● DATA FOR THIS TASK:
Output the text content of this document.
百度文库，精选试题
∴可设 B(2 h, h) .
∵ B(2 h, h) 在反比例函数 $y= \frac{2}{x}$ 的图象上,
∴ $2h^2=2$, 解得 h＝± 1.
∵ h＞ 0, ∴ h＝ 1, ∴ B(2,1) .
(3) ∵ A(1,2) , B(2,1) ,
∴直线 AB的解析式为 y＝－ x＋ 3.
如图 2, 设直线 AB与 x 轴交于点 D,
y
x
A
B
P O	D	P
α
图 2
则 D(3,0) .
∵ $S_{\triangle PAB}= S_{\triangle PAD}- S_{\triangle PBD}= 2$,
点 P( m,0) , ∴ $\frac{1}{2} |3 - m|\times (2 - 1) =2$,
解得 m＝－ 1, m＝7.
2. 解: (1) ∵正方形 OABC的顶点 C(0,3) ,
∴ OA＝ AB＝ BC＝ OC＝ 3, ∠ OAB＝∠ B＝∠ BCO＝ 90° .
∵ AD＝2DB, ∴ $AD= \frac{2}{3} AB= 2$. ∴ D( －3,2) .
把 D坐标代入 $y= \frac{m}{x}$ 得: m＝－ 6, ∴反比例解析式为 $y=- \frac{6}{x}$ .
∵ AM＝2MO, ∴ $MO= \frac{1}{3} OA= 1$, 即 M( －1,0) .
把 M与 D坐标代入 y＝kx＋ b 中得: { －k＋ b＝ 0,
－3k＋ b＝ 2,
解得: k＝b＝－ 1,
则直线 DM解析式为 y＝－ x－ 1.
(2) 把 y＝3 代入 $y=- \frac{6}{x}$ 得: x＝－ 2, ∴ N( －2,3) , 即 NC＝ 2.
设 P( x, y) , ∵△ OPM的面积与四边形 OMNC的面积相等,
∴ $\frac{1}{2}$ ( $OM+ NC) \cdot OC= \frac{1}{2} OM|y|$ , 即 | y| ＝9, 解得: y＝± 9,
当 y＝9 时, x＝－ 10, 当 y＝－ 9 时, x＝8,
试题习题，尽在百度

● EXERCISE: All lines in the data that contain the word "frac" should be copied.

● COMPLETE OUTPUT:
∵ B(2 h, h) 在反比例函数 $y= \frac{2}{x}$ 的图象上,
点 P( m,0) , ∴ $\frac{1}{2} |3 - m|\times (2 - 1) =2$,
∵ AD＝2DB, ∴ $AD= \frac{2}{3} AB= 2$. ∴ D( －3,2) .
把 D坐标代入 $y= \frac{m}{x}$ 得: m＝－ 6, ∴反比例解析式为 $y=- \frac{6}{x}$ .
∵ AM＝2MO, ∴ $MO= \frac{1}{3} OA= 1$, 即 M( －1,0) .
(2) 把 y＝3 代入 $y=- \frac{6}{x}$ 得: x＝－ 2, ∴ N( －2,3) , 即 NC＝ 2.
∴ $\frac{1}{2}$ ( $OM+ NC) \cdot OC= \frac{1}{2} OM|y|$ , 即 | y| ＝9, 解得: y＝± 9,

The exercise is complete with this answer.